- Short exercise -
Type every record exactly as it appears.

- Exercise material -
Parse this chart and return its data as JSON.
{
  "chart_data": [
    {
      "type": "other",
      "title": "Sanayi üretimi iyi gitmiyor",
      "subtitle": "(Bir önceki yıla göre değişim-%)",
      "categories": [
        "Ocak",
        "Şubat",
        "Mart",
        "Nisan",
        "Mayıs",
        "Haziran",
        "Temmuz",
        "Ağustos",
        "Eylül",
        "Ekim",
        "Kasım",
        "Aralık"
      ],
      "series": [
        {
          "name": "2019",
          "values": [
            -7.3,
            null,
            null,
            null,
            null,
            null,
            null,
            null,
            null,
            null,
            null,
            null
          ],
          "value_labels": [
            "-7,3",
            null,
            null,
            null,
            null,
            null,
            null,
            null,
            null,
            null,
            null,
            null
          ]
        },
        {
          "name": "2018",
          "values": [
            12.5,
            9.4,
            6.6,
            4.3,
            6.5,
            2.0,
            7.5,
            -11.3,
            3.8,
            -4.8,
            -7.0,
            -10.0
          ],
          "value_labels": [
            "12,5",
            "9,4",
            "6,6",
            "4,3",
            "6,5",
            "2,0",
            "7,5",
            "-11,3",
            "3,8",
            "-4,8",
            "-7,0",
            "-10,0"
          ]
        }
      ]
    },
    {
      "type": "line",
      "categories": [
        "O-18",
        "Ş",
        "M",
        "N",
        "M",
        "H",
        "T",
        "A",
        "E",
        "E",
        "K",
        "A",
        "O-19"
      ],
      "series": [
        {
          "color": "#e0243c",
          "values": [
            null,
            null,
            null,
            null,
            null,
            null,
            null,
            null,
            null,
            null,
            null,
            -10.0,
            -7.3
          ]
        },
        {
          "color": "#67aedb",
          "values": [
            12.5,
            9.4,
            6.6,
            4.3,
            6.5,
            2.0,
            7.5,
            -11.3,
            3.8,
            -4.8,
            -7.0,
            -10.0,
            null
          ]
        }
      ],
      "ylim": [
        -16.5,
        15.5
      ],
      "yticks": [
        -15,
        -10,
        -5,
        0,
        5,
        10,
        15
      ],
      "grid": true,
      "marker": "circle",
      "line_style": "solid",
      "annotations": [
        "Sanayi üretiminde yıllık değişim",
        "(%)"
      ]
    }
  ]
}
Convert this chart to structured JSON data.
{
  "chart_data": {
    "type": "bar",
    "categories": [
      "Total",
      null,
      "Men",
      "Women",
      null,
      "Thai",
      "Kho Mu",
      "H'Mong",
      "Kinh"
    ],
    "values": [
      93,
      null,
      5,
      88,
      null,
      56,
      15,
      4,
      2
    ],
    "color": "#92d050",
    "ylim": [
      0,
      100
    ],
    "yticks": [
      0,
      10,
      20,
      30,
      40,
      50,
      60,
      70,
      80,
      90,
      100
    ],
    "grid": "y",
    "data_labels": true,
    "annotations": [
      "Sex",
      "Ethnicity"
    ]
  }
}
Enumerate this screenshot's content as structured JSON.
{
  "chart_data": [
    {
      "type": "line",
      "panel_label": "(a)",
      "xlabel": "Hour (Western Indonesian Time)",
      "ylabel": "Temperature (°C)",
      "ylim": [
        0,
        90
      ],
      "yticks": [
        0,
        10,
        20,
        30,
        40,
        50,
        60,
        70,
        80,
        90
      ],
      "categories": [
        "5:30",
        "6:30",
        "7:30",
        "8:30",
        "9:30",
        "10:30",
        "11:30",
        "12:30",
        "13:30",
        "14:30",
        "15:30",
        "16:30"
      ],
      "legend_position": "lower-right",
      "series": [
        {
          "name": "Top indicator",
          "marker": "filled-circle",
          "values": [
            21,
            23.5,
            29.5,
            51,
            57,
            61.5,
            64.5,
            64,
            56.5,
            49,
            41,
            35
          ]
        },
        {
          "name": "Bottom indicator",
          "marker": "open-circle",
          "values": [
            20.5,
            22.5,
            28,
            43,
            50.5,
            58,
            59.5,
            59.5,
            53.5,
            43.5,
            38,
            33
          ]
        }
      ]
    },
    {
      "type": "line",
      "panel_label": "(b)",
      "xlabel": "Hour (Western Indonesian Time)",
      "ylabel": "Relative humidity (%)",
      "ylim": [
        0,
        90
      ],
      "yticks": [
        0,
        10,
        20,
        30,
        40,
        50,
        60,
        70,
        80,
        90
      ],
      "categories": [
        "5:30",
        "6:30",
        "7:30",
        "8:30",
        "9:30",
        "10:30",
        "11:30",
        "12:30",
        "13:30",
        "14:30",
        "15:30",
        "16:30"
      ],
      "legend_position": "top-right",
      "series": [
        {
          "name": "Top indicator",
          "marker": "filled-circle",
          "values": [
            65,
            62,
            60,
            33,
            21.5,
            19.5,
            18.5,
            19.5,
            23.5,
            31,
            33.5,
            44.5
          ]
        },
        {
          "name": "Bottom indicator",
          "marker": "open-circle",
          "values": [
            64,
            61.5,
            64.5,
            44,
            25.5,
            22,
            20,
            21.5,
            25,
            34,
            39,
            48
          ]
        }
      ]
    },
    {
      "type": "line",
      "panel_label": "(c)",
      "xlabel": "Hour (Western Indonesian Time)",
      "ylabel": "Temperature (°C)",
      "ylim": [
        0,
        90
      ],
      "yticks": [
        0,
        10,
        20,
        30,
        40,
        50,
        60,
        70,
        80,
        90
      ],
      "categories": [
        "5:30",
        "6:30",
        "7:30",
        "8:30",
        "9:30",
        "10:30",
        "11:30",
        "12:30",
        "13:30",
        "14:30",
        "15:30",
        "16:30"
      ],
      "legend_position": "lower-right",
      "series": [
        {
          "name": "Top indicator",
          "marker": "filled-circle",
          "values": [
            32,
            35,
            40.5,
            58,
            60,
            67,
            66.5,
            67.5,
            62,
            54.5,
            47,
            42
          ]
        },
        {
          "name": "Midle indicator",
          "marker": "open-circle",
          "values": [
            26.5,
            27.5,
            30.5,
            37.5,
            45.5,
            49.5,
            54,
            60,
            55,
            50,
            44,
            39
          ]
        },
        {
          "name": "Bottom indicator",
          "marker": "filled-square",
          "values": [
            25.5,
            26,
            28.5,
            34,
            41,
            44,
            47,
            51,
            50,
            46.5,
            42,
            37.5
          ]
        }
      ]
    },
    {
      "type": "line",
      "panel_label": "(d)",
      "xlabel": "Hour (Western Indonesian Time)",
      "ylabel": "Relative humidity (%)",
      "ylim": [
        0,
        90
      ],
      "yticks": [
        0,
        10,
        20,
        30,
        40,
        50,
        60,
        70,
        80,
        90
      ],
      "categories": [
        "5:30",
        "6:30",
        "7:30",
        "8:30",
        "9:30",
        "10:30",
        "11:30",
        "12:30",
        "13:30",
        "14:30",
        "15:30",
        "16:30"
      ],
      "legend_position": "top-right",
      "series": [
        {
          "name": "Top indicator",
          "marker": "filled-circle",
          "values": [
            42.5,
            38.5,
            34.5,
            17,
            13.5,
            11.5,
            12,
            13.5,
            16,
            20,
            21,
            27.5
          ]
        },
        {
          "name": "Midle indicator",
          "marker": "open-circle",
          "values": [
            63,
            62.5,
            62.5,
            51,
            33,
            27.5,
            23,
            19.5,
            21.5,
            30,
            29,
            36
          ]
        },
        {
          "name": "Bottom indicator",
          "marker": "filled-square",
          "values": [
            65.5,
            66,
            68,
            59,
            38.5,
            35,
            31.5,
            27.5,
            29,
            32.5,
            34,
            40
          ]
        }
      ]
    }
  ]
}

- Task result -
Parse this chart and return its data as JSON.
{
  "chart_data": [
    {
      "type": "other",
      "title": "Sanayi üretimi iyi gitmiyor",
      "subtitle": "(Bir önceki yıla göre değişim-%)",
      "categories": [
        "Ocak",
        "Şubat",
        "Mart",
        "Nisan",
        "Mayıs",
        "Haziran",
        "Temmuz",
        "Ağustos",
        "Eylül",
        "Ekim",
        "Kasım",
        "Aralık"
      ],
      "series": [
        {
          "name": "2019",
          "values": [
            -7.3,
            null,
            null,
            null,
            null,
            null,
            null,
            null,
            null,
            null,
            null,
            null
          ],
          "value_labels": [
            "-7,3",
            null,
            null,
            null,
            null,
            null,
            null,
            null,
            null,
            null,
            null,
            null
          ]
        },
        {
          "name": "2018",
          "values": [
            12.5,
            9.4,
            6.6,
            4.3,
            6.5,
            2.0,
            7.5,
            -11.3,
            3.8,
            -4.8,
            -7.0,
            -10.0
          ],
          "value_labels": [
            "12,5",
            "9,4",
            "6,6",
            "4,3",
            "6,5",
            "2,0",
            "7,5",
            "-11,3",
            "3,8",
            "-4,8",
            "-7,0",
            "-10,0"
          ]
        }
      ]
    },
    {
      "type": "line",
      "categories": [
        "O-18",
        "Ş",
        "M",
        "N",
        "M",
        "H",
        "T",
        "A",
        "E",
        "E",
        "K",
        "A",
        "O-19"
      ],
      "series": [
        {
          "color": "#e0243c",
          "values": [
            null,
            null,
            null,
            null,
            null,
            null,
            null,
            null,
            null,
            null,
            null,
            -10.0,
            -7.3
          ]
        },
        {
          "color": "#67aedb",
          "values": [
            12.5,
            9.4,
            6.6,
            4.3,
            6.5,
            2.0,
            7.5,
            -11.3,
            3.8,
            -4.8,
            -7.0,
            -10.0,
            null
          ]
        }
      ],
      "ylim": [
        -16.5,
        15.5
      ],
      "yticks": [
        -15,
        -10,
        -5,
        0,
        5,
        10,
        15
      ],
      "grid": true,
      "marker": "circle",
      "line_style": "solid",
      "annotations": [
        "Sanayi üretiminde yıllık değişim",
        "(%)"
      ]
    }
  ]
}
Convert this chart to structured JSON data.
{
  "chart_data": {
    "type": "bar",
    "categories": [
      "Total",
      null,
      "Men",
      "Women",
      null,
      "Thai",
      "Kho Mu",
      "H'Mong",
      "Kinh"
    ],
    "values": [
      93,
      null,
      5,
      88,
      null,
      56,
      15,
      4,
      2
    ],
    "color": "#92d050",
    "ylim": [
      0,
      100
    ],
    "yticks": [
      0,
      10,
      20,
      30,
      40,
      50,
      60,
      70,
      80,
      90,
      100
    ],
    "grid": "y",
    "data_labels": true,
    "annotations": [
      "Sex",
      "Ethnicity"
    ]
  }
}
Enumerate this screenshot's content as structured JSON.
{
  "chart_data": [
    {
      "type": "line",
      "panel_label": "(a)",
      "xlabel": "Hour (Western Indonesian Time)",
      "ylabel": "Temperature (°C)",
      "ylim": [
        0,
        90
      ],
      "yticks": [
        0,
        10,
        20,
        30,
        40,
        50,
        60,
        70,
        80,
        90
      ],
      "categories": [
        "5:30",
        "6:30",
        "7:30",
        "8:30",
        "9:30",
        "10:30",
        "11:30",
        "12:30",
        "13:30",
        "14:30",
        "15:30",
        "16:30"
      ],
      "legend_position": "lower-right",
      "series": [
        {
          "name": "Top indicator",
          "marker": "filled-circle",
          "values": [
            21,
            23.5,
            29.5,
            51,
            57,
            61.5,
            64.5,
            64,
            56.5,
            49,
            41,
            35
          ]
        },
        {
          "name": "Bottom indicator",
          "marker": "open-circle",
          "values": [
            20.5,
            22.5,
            28,
            43,
            50.5,
            58,
            59.5,
            59.5,
            53.5,
            43.5,
            38,
            33
          ]
        }
      ]
    },
    {
      "type": "line",
      "panel_label": "(b)",
      "xlabel": "Hour (Western Indonesian Time)",
      "ylabel": "Relative humidity (%)",
      "ylim": [
        0,
        90
      ],
      "yticks": [
        0,
        10,
        20,
        30,
        40,
        50,
        60,
        70,
        80,
        90
      ],
      "categories": [
        "5:30",
        "6:30",
        "7:30",
        "8:30",
        "9:30",
        "10:30",
        "11:30",
        "12:30",
        "13:30",
        "14:30",
        "15:30",
        "16:30"
      ],
      "legend_position": "top-right",
      "series": [
        {
          "name": "Top indicator",
          "marker": "filled-circle",
          "values": [
            65,
            62,
            60,
            33,
            21.5,
            19.5,
            18.5,
            19.5,
            23.5,
            31,
            33.5,
            44.5
          ]
        },
        {
          "name": "Bottom indicator",
          "marker": "open-circle",
          "values": [
            64,
            61.5,
            64.5,
            44,
            25.5,
            22,
            20,
            21.5,
            25,
            34,
            39,
            48
          ]
        }
      ]
    },
    {
      "type": "line",
      "panel_label": "(c)",
      "xlabel": "Hour (Western Indonesian Time)",
      "ylabel": "Temperature (°C)",
      "ylim": [
        0,
        90
      ],
      "yticks": [
        0,
        10,
        20,
        30,
        40,
        50,
        60,
        70,
        80,
        90
      ],
      "categories": [
        "5:30",
        "6:30",
        "7:30",
        "8:30",
        "9:30",
        "10:30",
        "11:30",
        "12:30",
        "13:30",
        "14:30",
        "15:30",
        "16:30"
      ],
      "legend_position": "lower-right",
      "series": [
        {
          "name": "Top indicator",
          "marker": "filled-circle",
          "values": [
            32,
            35,
            40.5,
            58,
            60,
            67,
            66.5,
            67.5,
            62,
            54.5,
            47,
            42
          ]
        },
        {
          "name": "Midle indicator",
          "marker": "open-circle",
          "values": [
            26.5,
            27.5,
            30.5,
            37.5,
            45.5,
            49.5,
            54,
            60,
            55,
            50,
            44,
            39
          ]
        },
        {
          "name": "Bottom indicator",
          "marker": "filled-square",
          "values": [
            25.5,
            26,
            28.5,
            34,
            41,
            44,
            47,
            51,
            50,
            46.5,
            42,
            37.5
          ]
        }
      ]
    },
    {
      "type": "line",
      "panel_label": "(d)",
      "xlabel": "Hour (Western Indonesian Time)",
      "ylabel": "Relative humidity (%)",
      "ylim": [
        0,
        90
      ],
      "yticks": [
        0,
        10,
        20,
        30,
        40,
        50,
        60,
        70,
        80,
        90
      ],
      "categories": [
        "5:30",
        "6:30",
        "7:30",
        "8:30",
        "9:30",
        "10:30",
        "11:30",
        "12:30",
        "13:30",
        "14:30",
        "15:30",
        "16:30"
      ],
      "legend_position": "top-right",
      "series": [
        {
          "name": "Top indicator",
          "marker": "filled-circle",
          "values": [
            42.5,
            38.5,
            34.5,
            17,
            13.5,
            11.5,
            12,
            13.5,
            16,
            20,
            21,
            27.5
          ]
        },
        {
          "name": "Midle indicator",
          "marker": "open-circle",
          "values": [
            63,
            62.5,
            62.5,
            51,
            33,
            27.5,
            23,
            19.5,
            21.5,
            30,
            29,
            36
          ]
        },
        {
          "name": "Bottom indicator",
          "marker": "filled-square",
          "values": [
            65.5,
            66,
            68,
            59,
            38.5,
            35,
            31.5,
            27.5,
            29,
            32.5,
            34,
            40
          ]
        }
      ]
    }
  ]
}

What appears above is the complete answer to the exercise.